EXERCISE INSTRUCTIONS:
Return the count of lines with the string "this" in them, and nothing else.

== TASK INPUTS

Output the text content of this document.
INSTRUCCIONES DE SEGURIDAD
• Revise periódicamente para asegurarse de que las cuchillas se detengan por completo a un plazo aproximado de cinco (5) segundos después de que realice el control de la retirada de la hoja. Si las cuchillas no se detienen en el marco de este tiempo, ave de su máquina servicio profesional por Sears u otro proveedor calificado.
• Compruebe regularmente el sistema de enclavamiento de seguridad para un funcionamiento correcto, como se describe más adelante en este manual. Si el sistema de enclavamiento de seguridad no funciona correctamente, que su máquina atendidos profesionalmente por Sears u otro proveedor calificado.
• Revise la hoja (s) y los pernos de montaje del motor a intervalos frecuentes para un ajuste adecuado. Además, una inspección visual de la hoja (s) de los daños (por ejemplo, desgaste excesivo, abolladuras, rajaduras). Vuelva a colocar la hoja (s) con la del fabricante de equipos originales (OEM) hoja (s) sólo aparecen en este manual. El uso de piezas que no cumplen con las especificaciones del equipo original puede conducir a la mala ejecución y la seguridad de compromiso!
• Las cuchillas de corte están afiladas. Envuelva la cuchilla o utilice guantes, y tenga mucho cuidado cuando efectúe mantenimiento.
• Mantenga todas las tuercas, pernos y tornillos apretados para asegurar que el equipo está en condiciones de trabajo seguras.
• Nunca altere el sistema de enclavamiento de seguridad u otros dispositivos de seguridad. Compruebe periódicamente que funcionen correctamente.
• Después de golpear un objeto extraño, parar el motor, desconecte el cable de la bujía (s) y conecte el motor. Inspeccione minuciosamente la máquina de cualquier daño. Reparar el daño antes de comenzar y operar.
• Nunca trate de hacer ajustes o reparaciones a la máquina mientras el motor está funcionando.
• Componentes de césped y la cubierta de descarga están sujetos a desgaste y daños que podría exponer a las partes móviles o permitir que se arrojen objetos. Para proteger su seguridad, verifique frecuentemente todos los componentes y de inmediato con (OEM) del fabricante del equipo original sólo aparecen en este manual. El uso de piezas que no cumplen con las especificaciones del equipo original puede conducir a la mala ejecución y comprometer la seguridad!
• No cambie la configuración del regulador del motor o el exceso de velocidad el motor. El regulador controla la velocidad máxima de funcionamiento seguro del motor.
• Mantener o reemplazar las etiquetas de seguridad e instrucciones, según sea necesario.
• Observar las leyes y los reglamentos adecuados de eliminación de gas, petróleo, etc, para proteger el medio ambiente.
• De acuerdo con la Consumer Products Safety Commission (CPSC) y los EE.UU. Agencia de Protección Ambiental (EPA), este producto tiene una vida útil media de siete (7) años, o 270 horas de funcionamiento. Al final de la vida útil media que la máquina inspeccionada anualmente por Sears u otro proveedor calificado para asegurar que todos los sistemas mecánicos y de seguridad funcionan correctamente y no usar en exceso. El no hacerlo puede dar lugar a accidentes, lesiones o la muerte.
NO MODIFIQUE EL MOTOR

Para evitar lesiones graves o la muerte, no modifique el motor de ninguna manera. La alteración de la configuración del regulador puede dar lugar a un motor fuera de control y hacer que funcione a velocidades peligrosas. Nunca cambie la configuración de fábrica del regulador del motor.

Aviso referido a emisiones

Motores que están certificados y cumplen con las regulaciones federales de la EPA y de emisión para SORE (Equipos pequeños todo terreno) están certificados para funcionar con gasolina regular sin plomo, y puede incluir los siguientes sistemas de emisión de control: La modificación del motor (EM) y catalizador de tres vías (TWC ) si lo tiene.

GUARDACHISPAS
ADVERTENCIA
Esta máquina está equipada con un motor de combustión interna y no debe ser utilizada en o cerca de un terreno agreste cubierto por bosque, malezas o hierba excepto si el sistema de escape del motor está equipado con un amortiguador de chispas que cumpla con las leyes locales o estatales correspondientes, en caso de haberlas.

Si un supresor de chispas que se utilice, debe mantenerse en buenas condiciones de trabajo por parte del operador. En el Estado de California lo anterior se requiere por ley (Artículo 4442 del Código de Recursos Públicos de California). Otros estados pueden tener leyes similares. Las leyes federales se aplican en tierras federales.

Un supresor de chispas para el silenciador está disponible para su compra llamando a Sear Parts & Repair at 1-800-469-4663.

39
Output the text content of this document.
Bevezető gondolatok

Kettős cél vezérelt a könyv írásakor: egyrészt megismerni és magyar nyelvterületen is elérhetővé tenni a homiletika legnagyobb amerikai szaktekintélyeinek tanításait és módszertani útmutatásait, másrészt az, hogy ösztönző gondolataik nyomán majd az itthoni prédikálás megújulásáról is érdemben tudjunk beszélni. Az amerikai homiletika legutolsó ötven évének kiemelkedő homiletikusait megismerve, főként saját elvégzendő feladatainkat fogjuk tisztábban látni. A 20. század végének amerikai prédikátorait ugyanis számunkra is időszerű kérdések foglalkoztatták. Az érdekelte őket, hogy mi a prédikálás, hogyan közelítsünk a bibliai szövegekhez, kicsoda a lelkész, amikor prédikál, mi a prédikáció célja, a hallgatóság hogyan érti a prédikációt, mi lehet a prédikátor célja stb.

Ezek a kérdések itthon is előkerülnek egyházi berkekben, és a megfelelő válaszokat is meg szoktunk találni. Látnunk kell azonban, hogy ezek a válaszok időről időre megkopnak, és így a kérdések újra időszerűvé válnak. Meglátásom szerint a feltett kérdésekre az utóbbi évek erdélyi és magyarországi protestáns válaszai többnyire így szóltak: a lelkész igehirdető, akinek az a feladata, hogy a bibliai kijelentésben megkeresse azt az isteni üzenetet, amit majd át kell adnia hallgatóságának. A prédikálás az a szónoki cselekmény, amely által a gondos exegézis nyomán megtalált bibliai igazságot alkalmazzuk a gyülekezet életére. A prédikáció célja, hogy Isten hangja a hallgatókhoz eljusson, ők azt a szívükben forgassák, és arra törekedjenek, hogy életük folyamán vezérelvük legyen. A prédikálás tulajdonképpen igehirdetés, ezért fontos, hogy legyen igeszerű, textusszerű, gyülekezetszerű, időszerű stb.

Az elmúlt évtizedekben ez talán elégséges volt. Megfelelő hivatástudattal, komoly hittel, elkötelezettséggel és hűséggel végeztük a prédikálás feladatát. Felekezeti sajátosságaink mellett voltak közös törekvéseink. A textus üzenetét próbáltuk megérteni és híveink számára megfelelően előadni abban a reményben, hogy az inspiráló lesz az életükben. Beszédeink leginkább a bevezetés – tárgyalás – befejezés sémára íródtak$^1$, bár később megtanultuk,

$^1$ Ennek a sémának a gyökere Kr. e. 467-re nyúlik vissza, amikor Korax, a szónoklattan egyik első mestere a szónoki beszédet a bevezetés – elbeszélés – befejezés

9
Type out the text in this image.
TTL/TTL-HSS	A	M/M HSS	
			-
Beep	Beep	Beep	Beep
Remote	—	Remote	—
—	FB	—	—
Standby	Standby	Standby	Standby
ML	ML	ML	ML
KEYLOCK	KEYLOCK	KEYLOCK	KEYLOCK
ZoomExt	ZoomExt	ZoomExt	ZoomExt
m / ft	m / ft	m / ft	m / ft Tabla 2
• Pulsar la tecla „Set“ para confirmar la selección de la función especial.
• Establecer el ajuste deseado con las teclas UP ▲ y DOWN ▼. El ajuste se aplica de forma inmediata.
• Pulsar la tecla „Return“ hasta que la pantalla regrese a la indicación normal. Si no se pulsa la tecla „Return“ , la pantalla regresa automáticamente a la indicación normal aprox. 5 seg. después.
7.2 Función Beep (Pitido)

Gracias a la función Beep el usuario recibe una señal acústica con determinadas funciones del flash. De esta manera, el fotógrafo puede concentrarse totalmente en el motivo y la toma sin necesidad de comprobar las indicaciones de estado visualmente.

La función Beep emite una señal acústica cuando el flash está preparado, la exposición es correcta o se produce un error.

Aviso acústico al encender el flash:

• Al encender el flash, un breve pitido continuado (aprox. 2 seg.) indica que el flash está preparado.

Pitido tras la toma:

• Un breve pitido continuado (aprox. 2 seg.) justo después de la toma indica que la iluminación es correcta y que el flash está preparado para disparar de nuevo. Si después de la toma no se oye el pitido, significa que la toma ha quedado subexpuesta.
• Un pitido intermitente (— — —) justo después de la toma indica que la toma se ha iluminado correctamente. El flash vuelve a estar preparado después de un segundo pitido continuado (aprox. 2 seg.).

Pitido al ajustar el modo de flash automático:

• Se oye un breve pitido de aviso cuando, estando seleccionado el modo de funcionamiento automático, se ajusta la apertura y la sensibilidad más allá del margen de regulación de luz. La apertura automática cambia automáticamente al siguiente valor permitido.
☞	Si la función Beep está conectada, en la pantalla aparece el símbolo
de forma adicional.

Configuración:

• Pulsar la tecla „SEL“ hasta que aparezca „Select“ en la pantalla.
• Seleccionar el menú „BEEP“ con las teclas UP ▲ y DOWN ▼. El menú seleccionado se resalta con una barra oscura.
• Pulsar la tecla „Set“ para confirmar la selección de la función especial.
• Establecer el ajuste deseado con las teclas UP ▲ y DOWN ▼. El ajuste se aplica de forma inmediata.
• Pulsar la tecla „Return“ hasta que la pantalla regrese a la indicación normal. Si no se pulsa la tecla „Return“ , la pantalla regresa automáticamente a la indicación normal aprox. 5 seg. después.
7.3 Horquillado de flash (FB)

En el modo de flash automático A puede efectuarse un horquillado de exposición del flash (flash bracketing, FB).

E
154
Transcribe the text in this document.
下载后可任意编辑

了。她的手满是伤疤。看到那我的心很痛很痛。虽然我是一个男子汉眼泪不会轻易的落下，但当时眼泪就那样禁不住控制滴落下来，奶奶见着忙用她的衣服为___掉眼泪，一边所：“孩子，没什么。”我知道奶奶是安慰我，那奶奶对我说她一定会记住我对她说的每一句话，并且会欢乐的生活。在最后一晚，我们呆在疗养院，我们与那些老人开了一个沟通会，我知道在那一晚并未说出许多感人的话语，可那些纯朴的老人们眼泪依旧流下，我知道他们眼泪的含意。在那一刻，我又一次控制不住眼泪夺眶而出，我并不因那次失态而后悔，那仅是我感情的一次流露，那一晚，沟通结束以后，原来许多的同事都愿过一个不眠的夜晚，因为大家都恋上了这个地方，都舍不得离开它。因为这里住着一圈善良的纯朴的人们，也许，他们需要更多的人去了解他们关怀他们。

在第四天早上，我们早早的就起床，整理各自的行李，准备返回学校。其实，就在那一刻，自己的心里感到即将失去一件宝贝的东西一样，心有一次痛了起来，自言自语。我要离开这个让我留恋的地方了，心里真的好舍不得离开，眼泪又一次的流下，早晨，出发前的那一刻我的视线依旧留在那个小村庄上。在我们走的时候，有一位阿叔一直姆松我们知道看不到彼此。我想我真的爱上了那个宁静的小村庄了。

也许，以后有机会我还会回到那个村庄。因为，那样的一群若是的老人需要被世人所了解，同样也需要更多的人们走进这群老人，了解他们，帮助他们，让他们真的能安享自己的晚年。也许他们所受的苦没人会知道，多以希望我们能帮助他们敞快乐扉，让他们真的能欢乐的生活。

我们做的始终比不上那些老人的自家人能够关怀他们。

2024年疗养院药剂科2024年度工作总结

====

RESPONSE:
4